**Exercise task**
Copy each line in which the string "Solid" occurs.

**Stored data**
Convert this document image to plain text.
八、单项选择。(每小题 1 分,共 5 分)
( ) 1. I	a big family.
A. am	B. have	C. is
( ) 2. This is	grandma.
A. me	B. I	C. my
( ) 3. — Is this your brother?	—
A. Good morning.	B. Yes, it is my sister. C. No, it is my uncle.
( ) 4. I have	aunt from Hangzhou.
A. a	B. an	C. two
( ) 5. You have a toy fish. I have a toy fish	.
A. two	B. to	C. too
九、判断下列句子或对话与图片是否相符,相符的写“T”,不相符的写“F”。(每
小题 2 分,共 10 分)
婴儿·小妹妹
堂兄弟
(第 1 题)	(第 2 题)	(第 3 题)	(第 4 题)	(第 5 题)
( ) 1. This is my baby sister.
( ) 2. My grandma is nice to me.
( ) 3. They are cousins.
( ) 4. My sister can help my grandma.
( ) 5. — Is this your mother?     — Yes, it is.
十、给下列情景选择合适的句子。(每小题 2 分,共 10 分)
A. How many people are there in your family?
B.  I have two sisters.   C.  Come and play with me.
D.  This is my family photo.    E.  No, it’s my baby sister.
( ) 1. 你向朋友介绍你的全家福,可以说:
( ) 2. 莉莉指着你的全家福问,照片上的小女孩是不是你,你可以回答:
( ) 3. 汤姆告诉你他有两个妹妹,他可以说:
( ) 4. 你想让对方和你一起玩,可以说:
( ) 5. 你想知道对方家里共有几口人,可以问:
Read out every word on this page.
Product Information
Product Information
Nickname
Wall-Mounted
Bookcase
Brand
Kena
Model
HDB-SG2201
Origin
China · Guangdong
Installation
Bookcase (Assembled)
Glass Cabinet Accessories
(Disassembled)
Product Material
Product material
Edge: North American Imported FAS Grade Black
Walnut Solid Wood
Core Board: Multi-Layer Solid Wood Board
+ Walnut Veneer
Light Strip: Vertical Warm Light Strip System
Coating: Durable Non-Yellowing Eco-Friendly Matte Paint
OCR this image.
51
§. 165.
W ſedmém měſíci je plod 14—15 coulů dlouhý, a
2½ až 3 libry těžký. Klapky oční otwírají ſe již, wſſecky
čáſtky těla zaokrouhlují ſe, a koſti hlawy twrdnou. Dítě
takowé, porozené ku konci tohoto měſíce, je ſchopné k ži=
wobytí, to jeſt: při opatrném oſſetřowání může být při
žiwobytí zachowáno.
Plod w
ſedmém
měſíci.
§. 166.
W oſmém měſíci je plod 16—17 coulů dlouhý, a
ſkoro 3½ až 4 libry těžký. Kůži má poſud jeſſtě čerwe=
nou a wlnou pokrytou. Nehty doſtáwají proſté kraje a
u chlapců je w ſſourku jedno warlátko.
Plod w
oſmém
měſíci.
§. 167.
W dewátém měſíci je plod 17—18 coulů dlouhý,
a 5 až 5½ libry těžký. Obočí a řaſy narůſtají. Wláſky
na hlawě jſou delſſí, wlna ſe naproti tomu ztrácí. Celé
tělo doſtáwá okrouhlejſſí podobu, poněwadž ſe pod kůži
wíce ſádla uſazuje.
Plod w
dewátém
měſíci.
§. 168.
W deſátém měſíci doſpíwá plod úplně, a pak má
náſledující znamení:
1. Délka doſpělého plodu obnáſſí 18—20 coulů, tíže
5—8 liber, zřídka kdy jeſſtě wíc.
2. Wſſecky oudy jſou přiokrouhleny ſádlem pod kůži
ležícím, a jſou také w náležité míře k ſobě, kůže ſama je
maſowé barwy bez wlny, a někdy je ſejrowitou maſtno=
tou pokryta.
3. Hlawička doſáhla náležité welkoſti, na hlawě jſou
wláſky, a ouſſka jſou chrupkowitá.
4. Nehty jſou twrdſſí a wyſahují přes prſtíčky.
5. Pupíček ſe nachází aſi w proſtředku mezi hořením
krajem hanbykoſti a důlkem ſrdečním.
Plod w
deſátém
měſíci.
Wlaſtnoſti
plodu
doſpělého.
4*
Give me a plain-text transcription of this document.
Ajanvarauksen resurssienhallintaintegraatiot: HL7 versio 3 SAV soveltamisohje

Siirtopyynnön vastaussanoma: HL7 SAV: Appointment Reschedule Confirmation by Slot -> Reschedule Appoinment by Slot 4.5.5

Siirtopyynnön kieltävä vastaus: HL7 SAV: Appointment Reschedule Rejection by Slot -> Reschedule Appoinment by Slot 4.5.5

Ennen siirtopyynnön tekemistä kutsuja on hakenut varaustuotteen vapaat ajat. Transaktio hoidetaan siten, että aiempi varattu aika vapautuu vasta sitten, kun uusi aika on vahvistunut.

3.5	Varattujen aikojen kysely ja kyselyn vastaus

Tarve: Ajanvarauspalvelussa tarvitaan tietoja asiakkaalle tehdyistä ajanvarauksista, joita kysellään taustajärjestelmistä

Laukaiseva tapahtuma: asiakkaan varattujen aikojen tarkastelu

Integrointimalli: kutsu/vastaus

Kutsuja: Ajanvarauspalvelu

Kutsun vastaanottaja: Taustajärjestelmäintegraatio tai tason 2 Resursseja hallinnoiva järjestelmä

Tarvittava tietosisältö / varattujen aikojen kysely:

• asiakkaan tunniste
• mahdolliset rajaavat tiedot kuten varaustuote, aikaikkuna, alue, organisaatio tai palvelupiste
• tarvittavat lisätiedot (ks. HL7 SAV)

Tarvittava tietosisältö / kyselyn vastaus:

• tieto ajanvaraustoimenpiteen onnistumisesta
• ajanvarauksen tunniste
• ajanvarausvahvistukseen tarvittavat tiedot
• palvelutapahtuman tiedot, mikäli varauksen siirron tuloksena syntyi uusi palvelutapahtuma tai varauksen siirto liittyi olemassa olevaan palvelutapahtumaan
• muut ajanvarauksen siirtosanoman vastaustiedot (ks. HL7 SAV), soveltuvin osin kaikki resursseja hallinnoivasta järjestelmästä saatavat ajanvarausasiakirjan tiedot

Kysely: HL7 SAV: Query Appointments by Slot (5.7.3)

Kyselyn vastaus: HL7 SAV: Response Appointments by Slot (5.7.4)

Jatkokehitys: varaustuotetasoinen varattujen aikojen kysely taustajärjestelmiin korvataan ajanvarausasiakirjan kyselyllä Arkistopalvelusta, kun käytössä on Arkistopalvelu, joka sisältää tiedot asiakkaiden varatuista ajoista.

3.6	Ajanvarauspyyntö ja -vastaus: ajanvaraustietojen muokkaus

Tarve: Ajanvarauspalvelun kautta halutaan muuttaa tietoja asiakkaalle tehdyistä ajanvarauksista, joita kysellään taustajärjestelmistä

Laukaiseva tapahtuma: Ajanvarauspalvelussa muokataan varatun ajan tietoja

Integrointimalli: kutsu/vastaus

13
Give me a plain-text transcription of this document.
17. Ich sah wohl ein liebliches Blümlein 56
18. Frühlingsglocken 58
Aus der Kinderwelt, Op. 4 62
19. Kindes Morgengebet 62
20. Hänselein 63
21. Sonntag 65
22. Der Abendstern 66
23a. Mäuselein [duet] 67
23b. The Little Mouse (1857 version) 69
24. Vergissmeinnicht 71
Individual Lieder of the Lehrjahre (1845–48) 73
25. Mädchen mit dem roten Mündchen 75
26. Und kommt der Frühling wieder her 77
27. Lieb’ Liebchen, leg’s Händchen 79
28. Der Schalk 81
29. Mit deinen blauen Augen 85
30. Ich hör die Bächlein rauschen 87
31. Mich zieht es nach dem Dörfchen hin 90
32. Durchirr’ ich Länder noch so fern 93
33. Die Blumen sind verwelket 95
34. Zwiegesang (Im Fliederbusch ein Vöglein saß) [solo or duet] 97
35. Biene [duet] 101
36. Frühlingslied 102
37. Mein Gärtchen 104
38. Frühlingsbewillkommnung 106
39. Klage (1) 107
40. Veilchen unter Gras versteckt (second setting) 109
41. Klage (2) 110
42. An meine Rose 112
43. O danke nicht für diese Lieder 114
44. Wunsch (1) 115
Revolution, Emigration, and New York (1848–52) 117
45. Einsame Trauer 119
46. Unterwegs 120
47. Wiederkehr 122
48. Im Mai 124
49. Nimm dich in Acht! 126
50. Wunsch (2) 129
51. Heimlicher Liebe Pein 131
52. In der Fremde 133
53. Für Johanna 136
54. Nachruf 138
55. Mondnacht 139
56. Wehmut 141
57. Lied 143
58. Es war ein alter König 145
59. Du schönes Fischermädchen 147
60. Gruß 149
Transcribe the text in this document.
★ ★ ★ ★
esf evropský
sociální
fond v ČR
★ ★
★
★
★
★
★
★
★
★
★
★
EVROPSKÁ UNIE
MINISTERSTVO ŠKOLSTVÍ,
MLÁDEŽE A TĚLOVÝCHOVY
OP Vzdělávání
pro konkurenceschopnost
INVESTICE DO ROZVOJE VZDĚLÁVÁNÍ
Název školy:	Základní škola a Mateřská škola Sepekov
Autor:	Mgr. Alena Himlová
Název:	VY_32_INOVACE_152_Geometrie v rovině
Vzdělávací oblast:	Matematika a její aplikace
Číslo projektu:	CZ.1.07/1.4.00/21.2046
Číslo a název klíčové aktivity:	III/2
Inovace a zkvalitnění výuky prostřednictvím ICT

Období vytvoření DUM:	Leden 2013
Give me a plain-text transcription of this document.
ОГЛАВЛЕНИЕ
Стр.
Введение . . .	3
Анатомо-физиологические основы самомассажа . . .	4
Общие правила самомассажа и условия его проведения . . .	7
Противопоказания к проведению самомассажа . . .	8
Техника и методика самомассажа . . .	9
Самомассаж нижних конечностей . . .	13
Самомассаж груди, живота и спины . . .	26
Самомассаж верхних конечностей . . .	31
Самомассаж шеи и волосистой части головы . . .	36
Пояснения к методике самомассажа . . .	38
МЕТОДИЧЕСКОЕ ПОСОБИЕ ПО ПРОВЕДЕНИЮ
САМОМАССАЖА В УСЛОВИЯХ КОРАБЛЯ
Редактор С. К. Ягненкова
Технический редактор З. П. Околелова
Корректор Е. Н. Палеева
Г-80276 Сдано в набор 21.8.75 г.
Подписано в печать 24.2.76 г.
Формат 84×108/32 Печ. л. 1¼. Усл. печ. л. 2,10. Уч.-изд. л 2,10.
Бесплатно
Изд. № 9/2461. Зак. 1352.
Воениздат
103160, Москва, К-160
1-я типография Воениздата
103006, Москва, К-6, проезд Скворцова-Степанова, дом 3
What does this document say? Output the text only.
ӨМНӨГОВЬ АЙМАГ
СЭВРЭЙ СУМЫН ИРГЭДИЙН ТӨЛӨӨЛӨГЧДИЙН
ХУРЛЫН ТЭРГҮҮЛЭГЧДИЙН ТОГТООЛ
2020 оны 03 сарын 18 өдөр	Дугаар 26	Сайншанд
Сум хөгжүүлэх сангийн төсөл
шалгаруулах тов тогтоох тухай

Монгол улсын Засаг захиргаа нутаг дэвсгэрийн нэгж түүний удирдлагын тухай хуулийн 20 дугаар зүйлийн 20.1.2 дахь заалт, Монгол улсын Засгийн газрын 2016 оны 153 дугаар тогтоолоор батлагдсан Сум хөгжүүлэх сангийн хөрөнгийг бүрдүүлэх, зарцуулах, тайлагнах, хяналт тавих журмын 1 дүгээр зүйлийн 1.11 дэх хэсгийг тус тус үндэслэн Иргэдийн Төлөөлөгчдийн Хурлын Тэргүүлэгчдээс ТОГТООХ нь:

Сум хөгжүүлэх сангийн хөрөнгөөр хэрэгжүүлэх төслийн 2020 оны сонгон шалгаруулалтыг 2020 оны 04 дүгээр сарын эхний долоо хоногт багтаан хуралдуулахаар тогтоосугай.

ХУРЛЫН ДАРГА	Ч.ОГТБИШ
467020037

**Written answer**
Walnut Solid Wood
Core Board: Multi-Layer Solid Wood Board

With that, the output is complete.